[Start of Data]

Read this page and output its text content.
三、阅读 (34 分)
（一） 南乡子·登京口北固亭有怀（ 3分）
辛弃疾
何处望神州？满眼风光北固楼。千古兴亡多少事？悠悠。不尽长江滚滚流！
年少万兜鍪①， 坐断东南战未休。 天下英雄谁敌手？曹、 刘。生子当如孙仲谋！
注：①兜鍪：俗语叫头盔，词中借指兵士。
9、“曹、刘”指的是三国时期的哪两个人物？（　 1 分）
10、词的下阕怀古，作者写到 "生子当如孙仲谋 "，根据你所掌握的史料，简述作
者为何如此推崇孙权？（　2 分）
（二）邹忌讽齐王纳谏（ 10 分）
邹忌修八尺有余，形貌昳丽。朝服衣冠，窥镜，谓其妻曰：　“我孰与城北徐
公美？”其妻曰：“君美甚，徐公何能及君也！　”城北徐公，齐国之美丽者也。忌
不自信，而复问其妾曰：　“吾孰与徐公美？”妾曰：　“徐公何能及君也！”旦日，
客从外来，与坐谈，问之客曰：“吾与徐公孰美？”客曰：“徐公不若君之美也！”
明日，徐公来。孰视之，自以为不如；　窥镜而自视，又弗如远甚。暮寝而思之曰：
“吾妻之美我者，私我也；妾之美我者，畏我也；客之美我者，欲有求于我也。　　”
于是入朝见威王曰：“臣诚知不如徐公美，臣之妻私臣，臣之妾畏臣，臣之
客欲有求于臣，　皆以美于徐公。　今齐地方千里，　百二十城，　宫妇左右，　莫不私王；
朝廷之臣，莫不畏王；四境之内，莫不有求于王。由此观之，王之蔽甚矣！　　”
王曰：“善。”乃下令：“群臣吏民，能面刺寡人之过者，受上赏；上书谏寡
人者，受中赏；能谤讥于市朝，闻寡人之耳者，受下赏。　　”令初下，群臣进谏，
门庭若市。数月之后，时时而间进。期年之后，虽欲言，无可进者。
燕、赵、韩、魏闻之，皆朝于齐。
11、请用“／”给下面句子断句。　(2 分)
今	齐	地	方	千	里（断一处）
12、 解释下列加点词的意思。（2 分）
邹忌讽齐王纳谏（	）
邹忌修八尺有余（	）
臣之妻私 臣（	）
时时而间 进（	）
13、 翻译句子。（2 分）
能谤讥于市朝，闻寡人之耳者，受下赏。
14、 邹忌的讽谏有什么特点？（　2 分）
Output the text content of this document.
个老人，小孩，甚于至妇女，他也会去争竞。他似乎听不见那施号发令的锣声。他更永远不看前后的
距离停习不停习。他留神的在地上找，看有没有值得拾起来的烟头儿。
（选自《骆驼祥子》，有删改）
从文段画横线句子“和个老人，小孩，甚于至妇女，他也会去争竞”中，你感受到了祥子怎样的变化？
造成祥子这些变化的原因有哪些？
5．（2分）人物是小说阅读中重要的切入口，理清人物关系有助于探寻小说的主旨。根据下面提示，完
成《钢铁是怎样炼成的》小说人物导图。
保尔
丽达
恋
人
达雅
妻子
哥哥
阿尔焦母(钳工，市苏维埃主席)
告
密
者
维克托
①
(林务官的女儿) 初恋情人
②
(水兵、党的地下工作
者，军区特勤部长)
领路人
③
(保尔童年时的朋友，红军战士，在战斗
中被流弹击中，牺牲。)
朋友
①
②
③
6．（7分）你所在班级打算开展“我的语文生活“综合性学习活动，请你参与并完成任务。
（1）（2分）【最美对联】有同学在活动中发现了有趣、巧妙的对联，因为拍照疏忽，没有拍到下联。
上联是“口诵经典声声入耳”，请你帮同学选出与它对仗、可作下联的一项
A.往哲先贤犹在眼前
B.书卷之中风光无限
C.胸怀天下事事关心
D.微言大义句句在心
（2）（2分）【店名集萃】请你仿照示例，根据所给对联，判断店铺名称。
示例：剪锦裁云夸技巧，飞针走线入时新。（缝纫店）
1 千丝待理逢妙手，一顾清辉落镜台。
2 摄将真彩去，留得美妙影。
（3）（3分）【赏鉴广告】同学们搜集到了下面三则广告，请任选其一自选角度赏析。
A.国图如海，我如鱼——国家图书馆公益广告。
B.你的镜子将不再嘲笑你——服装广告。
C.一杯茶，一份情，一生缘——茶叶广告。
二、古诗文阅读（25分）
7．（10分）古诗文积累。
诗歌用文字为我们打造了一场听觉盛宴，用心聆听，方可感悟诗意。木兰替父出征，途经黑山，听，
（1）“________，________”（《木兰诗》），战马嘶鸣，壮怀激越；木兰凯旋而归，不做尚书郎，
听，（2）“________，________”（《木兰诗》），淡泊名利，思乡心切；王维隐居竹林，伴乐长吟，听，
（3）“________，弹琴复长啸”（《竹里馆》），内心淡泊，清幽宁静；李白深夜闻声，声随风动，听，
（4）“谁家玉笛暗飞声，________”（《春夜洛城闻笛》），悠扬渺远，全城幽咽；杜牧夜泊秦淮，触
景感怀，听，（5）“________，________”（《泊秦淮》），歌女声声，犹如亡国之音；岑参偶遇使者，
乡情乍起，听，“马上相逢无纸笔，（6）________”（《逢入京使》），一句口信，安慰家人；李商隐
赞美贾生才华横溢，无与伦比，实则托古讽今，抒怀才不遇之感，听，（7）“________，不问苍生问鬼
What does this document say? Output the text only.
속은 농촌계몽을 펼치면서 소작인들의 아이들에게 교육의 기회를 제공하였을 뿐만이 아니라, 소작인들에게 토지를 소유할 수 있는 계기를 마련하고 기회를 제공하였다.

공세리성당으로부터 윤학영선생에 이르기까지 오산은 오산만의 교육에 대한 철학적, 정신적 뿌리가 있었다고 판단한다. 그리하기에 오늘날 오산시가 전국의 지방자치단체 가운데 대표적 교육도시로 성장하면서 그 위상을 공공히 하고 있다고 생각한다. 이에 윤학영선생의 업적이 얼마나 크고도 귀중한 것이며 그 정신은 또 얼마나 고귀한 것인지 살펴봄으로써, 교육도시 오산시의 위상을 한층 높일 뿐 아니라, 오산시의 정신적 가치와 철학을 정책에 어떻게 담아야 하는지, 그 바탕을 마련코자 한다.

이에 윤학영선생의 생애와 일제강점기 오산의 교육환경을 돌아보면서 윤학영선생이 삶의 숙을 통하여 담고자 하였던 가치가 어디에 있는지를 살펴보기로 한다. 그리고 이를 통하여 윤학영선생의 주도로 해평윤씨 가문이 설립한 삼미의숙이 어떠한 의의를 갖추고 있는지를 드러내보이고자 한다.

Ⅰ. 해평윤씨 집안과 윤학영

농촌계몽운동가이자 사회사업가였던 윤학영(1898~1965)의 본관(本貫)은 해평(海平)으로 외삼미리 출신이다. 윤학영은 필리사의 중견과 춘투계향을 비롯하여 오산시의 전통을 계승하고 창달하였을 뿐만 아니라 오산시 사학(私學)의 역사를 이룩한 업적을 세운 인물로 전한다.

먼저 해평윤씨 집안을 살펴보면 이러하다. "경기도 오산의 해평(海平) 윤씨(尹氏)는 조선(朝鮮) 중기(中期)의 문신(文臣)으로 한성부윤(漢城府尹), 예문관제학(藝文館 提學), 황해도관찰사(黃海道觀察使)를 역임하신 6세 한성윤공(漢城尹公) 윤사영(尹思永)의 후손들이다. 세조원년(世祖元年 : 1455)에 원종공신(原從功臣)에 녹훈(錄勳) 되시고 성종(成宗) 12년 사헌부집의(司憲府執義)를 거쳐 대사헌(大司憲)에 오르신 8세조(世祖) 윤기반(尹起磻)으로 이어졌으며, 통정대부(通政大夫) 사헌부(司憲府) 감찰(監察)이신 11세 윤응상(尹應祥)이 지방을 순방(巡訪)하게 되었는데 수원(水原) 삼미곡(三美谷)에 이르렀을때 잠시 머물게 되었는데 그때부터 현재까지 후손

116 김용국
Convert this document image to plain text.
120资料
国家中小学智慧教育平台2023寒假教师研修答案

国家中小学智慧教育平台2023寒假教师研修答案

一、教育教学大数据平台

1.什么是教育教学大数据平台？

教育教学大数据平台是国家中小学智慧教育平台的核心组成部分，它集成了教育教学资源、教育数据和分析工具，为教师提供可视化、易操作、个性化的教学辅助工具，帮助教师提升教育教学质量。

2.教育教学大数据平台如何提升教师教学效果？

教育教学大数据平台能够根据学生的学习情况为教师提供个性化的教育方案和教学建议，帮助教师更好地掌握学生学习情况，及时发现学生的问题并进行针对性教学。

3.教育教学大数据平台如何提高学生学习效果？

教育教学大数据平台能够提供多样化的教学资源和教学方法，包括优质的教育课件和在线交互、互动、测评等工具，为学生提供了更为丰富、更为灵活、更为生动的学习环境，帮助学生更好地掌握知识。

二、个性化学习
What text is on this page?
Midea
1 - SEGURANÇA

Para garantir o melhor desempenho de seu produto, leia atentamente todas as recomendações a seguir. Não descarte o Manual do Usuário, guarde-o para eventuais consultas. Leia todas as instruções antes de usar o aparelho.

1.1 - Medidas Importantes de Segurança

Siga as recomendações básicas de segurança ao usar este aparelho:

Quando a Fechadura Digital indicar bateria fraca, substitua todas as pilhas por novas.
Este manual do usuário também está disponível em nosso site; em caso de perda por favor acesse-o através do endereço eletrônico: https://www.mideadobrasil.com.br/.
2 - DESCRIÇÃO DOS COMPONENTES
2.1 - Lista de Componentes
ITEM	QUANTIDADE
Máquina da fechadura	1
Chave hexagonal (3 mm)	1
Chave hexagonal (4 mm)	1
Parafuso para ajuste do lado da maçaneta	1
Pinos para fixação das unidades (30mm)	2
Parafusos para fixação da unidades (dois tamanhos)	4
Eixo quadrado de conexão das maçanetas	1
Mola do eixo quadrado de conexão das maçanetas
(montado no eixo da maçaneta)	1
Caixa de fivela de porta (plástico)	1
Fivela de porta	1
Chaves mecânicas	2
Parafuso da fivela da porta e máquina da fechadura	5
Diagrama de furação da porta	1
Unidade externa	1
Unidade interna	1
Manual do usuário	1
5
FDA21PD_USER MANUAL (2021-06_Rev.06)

[End of Data]

_What to produce_: Using the listing above, list every line in which the string "生子当如孙仲谋" occurs.

_Task solution_:
年少万兜鍪①， 坐断东南战未休。 天下英雄谁敌手？曹、 刘。生子当如孙仲谋！
10、词的下阕怀古，作者写到 "生子当如孙仲谋 "，根据你所掌握的史料，简述作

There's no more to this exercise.